*WHAT TO DO*
What follows is a listing. Return every line of it exactly.

───

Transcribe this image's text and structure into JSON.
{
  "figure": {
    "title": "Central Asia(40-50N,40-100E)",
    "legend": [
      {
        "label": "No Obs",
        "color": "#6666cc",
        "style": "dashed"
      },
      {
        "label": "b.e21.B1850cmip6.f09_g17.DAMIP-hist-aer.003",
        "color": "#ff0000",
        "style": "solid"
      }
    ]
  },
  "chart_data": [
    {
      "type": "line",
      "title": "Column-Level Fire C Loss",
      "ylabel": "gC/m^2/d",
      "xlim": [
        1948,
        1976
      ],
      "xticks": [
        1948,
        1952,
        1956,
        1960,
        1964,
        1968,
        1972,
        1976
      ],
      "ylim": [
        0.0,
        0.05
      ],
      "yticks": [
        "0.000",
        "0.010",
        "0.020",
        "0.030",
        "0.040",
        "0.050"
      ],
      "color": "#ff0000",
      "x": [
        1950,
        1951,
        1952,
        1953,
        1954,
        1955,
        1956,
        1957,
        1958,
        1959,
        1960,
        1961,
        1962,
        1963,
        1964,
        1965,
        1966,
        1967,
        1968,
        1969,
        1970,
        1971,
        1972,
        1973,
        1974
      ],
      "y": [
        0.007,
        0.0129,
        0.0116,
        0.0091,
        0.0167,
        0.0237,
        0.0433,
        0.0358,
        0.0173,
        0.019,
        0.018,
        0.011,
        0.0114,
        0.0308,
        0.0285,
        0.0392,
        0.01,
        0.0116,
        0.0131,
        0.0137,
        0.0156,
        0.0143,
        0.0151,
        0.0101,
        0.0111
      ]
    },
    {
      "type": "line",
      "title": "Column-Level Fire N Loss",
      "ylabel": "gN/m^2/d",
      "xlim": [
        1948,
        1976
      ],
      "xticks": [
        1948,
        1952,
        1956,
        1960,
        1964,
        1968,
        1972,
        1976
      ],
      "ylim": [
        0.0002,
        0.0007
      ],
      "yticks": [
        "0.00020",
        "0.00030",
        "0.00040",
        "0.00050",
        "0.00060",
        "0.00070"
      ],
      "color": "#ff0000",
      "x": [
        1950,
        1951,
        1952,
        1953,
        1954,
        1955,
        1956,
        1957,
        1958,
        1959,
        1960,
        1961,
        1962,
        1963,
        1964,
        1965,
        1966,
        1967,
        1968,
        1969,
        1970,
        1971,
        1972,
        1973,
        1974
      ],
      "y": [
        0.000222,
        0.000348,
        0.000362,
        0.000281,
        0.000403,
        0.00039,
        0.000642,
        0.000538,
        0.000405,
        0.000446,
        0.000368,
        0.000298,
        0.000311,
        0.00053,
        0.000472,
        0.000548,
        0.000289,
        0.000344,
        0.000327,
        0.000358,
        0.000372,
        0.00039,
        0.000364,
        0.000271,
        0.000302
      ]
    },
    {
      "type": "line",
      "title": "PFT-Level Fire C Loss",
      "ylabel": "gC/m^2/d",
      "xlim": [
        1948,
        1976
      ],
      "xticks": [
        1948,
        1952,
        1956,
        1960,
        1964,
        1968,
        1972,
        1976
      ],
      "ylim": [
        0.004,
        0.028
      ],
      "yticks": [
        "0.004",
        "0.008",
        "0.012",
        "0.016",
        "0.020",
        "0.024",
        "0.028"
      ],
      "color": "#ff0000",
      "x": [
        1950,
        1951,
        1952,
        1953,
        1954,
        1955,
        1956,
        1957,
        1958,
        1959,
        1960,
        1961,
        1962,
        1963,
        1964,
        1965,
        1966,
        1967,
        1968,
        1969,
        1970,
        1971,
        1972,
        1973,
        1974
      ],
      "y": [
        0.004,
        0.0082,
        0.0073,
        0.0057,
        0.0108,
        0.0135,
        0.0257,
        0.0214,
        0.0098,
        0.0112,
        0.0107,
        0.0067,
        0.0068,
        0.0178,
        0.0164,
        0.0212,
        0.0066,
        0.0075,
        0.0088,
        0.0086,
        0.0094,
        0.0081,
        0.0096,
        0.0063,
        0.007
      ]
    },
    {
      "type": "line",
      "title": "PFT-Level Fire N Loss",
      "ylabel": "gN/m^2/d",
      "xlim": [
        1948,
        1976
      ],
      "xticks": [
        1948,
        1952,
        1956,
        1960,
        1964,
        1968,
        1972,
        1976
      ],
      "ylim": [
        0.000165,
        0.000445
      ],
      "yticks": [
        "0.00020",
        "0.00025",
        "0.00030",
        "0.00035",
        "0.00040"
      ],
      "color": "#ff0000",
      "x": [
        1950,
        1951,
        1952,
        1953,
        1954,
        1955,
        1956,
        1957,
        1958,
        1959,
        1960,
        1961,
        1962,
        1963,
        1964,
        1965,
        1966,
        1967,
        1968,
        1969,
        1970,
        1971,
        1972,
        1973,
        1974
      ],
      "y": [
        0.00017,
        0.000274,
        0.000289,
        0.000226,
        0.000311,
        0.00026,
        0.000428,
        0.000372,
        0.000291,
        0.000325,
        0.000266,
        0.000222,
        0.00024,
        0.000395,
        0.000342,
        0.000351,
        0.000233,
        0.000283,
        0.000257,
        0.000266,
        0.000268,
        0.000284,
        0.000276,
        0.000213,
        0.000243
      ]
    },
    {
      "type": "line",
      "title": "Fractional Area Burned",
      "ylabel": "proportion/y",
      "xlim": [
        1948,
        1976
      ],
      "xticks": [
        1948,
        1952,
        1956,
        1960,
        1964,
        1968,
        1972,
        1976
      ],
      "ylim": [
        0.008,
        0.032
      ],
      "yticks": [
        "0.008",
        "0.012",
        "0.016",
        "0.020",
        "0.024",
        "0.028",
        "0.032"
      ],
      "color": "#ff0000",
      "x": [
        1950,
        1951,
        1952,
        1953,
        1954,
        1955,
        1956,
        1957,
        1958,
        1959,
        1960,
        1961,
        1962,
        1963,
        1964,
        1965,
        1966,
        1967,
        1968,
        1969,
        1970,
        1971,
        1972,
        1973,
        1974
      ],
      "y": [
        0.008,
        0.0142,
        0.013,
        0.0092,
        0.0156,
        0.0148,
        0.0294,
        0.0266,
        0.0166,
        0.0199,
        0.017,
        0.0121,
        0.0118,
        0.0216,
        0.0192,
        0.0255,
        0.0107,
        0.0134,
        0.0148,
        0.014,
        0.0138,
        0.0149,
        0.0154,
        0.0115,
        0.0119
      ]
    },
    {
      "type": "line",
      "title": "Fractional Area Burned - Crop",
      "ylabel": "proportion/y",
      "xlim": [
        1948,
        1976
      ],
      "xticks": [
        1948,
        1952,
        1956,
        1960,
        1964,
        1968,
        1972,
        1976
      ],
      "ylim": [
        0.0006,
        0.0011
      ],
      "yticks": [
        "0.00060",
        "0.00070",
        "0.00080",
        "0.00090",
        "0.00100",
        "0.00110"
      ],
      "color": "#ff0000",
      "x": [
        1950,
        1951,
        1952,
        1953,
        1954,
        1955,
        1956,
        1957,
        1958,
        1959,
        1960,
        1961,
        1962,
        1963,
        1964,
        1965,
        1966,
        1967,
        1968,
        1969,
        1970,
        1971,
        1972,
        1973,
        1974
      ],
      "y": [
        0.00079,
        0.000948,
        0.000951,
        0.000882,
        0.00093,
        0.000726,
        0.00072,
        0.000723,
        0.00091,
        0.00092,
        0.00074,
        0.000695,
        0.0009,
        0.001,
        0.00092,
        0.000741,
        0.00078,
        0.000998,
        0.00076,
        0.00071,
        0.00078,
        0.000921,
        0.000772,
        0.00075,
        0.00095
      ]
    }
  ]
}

───

*RESULT OF THIS EXERCISE*
Transcribe this image's text and structure into JSON.
{
  "figure": {
    "title": "Central Asia(40-50N,40-100E)",
    "legend": [
      {
        "label": "No Obs",
        "color": "#6666cc",
        "style": "dashed"
      },
      {
        "label": "b.e21.B1850cmip6.f09_g17.DAMIP-hist-aer.003",
        "color": "#ff0000",
        "style": "solid"
      }
    ]
  },
  "chart_data": [
    {
      "type": "line",
      "title": "Column-Level Fire C Loss",
      "ylabel": "gC/m^2/d",
      "xlim": [
        1948,
        1976
      ],
      "xticks": [
        1948,
        1952,
        1956,
        1960,
        1964,
        1968,
        1972,
        1976
      ],
      "ylim": [
        0.0,
        0.05
      ],
      "yticks": [
        "0.000",
        "0.010",
        "0.020",
        "0.030",
        "0.040",
        "0.050"
      ],
      "color": "#ff0000",
      "x": [
        1950,
        1951,
        1952,
        1953,
        1954,
        1955,
        1956,
        1957,
        1958,
        1959,
        1960,
        1961,
        1962,
        1963,
        1964,
        1965,
        1966,
        1967,
        1968,
        1969,
        1970,
        1971,
        1972,
        1973,
        1974
      ],
      "y": [
        0.007,
        0.0129,
        0.0116,
        0.0091,
        0.0167,
        0.0237,
        0.0433,
        0.0358,
        0.0173,
        0.019,
        0.018,
        0.011,
        0.0114,
        0.0308,
        0.0285,
        0.0392,
        0.01,
        0.0116,
        0.0131,
        0.0137,
        0.0156,
        0.0143,
        0.0151,
        0.0101,
        0.0111
      ]
    },
    {
      "type": "line",
      "title": "Column-Level Fire N Loss",
      "ylabel": "gN/m^2/d",
      "xlim": [
        1948,
        1976
      ],
      "xticks": [
        1948,
        1952,
        1956,
        1960,
        1964,
        1968,
        1972,
        1976
      ],
      "ylim": [
        0.0002,
        0.0007
      ],
      "yticks": [
        "0.00020",
        "0.00030",
        "0.00040",
        "0.00050",
        "0.00060",
        "0.00070"
      ],
      "color": "#ff0000",
      "x": [
        1950,
        1951,
        1952,
        1953,
        1954,
        1955,
        1956,
        1957,
        1958,
        1959,
        1960,
        1961,
        1962,
        1963,
        1964,
        1965,
        1966,
        1967,
        1968,
        1969,
        1970,
        1971,
        1972,
        1973,
        1974
      ],
      "y": [
        0.000222,
        0.000348,
        0.000362,
        0.000281,
        0.000403,
        0.00039,
        0.000642,
        0.000538,
        0.000405,
        0.000446,
        0.000368,
        0.000298,
        0.000311,
        0.00053,
        0.000472,
        0.000548,
        0.000289,
        0.000344,
        0.000327,
        0.000358,
        0.000372,
        0.00039,
        0.000364,
        0.000271,
        0.000302
      ]
    },
    {
      "type": "line",
      "title": "PFT-Level Fire C Loss",
      "ylabel": "gC/m^2/d",
      "xlim": [
        1948,
        1976
      ],
      "xticks": [
        1948,
        1952,
        1956,
        1960,
        1964,
        1968,
        1972,
        1976
      ],
      "ylim": [
        0.004,
        0.028
      ],
      "yticks": [
        "0.004",
        "0.008",
        "0.012",
        "0.016",
        "0.020",
        "0.024",
        "0.028"
      ],
      "color": "#ff0000",
      "x": [
        1950,
        1951,
        1952,
        1953,
        1954,
        1955,
        1956,
        1957,
        1958,
        1959,
        1960,
        1961,
        1962,
        1963,
        1964,
        1965,
        1966,
        1967,
        1968,
        1969,
        1970,
        1971,
        1972,
        1973,
        1974
      ],
      "y": [
        0.004,
        0.0082,
        0.0073,
        0.0057,
        0.0108,
        0.0135,
        0.0257,
        0.0214,
        0.0098,
        0.0112,
        0.0107,
        0.0067,
        0.0068,
        0.0178,
        0.0164,
        0.0212,
        0.0066,
        0.0075,
        0.0088,
        0.0086,
        0.0094,
        0.0081,
        0.0096,
        0.0063,
        0.007
      ]
    },
    {
      "type": "line",
      "title": "PFT-Level Fire N Loss",
      "ylabel": "gN/m^2/d",
      "xlim": [
        1948,
        1976
      ],
      "xticks": [
        1948,
        1952,
        1956,
        1960,
        1964,
        1968,
        1972,
        1976
      ],
      "ylim": [
        0.000165,
        0.000445
      ],
      "yticks": [
        "0.00020",
        "0.00025",
        "0.00030",
        "0.00035",
        "0.00040"
      ],
      "color": "#ff0000",
      "x": [
        1950,
        1951,
        1952,
        1953,
        1954,
        1955,
        1956,
        1957,
        1958,
        1959,
        1960,
        1961,
        1962,
        1963,
        1964,
        1965,
        1966,
        1967,
        1968,
        1969,
        1970,
        1971,
        1972,
        1973,
        1974
      ],
      "y": [
        0.00017,
        0.000274,
        0.000289,
        0.000226,
        0.000311,
        0.00026,
        0.000428,
        0.000372,
        0.000291,
        0.000325,
        0.000266,
        0.000222,
        0.00024,
        0.000395,
        0.000342,
        0.000351,
        0.000233,
        0.000283,
        0.000257,
        0.000266,
        0.000268,
        0.000284,
        0.000276,
        0.000213,
        0.000243
      ]
    },
    {
      "type": "line",
      "title": "Fractional Area Burned",
      "ylabel": "proportion/y",
      "xlim": [
        1948,
        1976
      ],
      "xticks": [
        1948,
        1952,
        1956,
        1960,
        1964,
        1968,
        1972,
        1976
      ],
      "ylim": [
        0.008,
        0.032
      ],
      "yticks": [
        "0.008",
        "0.012",
        "0.016",
        "0.020",
        "0.024",
        "0.028",
        "0.032"
      ],
      "color": "#ff0000",
      "x": [
        1950,
        1951,
        1952,
        1953,
        1954,
        1955,
        1956,
        1957,
        1958,
        1959,
        1960,
        1961,
        1962,
        1963,
        1964,
        1965,
        1966,
        1967,
        1968,
        1969,
        1970,
        1971,
        1972,
        1973,
        1974
      ],
      "y": [
        0.008,
        0.0142,
        0.013,
        0.0092,
        0.0156,
        0.0148,
        0.0294,
        0.0266,
        0.0166,
        0.0199,
        0.017,
        0.0121,
        0.0118,
        0.0216,
        0.0192,
        0.0255,
        0.0107,
        0.0134,
        0.0148,
        0.014,
        0.0138,
        0.0149,
        0.0154,
        0.0115,
        0.0119
      ]
    },
    {
      "type": "line",
      "title": "Fractional Area Burned - Crop",
      "ylabel": "proportion/y",
      "xlim": [
        1948,
        1976
      ],
      "xticks": [
        1948,
        1952,
        1956,
        1960,
        1964,
        1968,
        1972,
        1976
      ],
      "ylim": [
        0.0006,
        0.0011
      ],
      "yticks": [
        "0.00060",
        "0.00070",
        "0.00080",
        "0.00090",
        "0.00100",
        "0.00110"
      ],
      "color": "#ff0000",
      "x": [
        1950,
        1951,
        1952,
        1953,
        1954,
        1955,
        1956,
        1957,
        1958,
        1959,
        1960,
        1961,
        1962,
        1963,
        1964,
        1965,
        1966,
        1967,
        1968,
        1969,
        1970,
        1971,
        1972,
        1973,
        1974
      ],
      "y": [
        0.00079,
        0.000948,
        0.000951,
        0.000882,
        0.00093,
        0.000726,
        0.00072,
        0.000723,
        0.00091,
        0.00092,
        0.00074,
        0.000695,
        0.0009,
        0.001,
        0.00092,
        0.000741,
        0.00078,
        0.000998,
        0.00076,
        0.00071,
        0.00078,
        0.000921,
        0.000772,
        0.00075,
        0.00095
      ]
    }
  ]
}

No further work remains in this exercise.